> [WHAT THE EXERCISE ASKS] Set down all of the data that follows word for word, without the images.

> [DATA IN THIS EXERCISE]
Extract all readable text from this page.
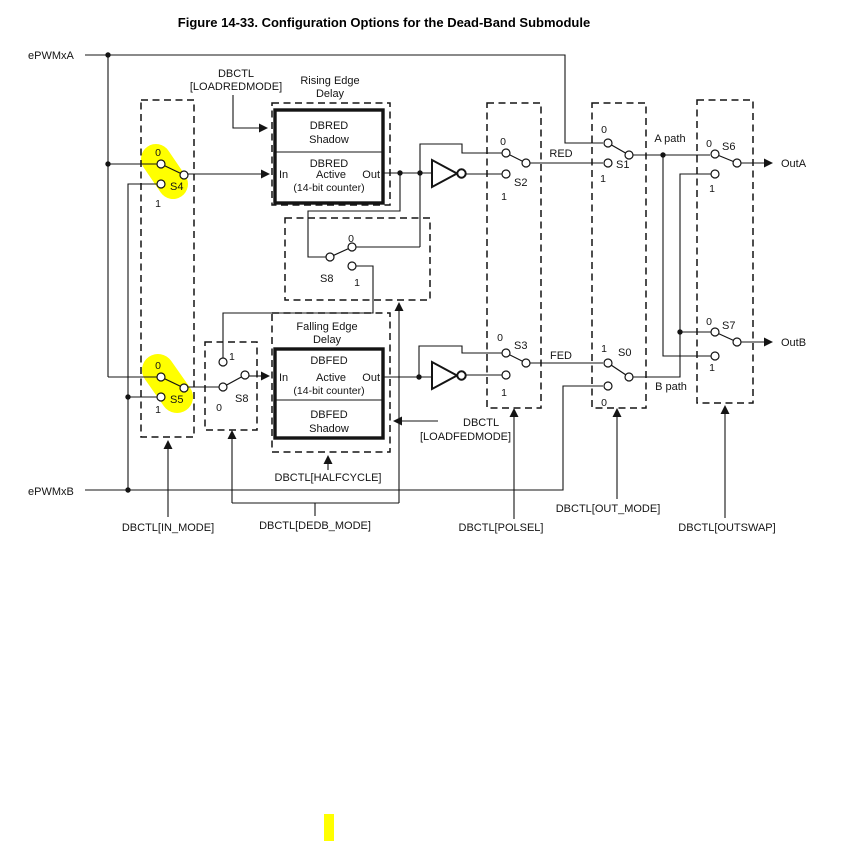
Figure 14-33. Configuration Options for the Dead-Band Submodule
ePWMxA
ePWMxB
DBCTL
[LOADREDMODE] Rising Edge
Delay
DBRED
Shadow
DBRED
In	Active Out
(14-bit counter)
Falling Edge
Delay
DBFED
In	Active Out
(14-bit counter)
DBFED
Shadow	DBCTL
[LOADFEDMODE]
DBCTL[HALFCYCLE]
DBCTL[IN_MODE]	DBCTL[DEDB_MODE]	DBCTL[POLSEL]
DBCTL[OUT_MODE]
DBCTL[OUTSWAP]
RED
FED
A path
B path
OutA
OutB
0
S4
1
0
S5
1
1
S8
0
0
S8 1
0
S2
1
0
S3
1
0
S1
1
1 S0
0
0 S6
1
0 S7
1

> [THE ANSWER]
Extract all readable text from this page.
Figure 14-33. Configuration Options for the Dead-Band Submodule
ePWMxA
ePWMxB
DBCTL
[LOADREDMODE] Rising Edge
Delay
DBRED
Shadow
DBRED
In	Active Out
(14-bit counter)
Falling Edge
Delay
DBFED
In	Active Out
(14-bit counter)
DBFED
Shadow	DBCTL
[LOADFEDMODE]
DBCTL[HALFCYCLE]
DBCTL[IN_MODE]	DBCTL[DEDB_MODE]	DBCTL[POLSEL]
DBCTL[OUT_MODE]
DBCTL[OUTSWAP]
RED
FED
A path
B path
OutA
OutB
0
S4
1
0
S5
1
1
S8
0
0
S8 1
0
S2
1
0
S3
1
0
S1
1
1 S0
0
0 S6
1
0 S7
1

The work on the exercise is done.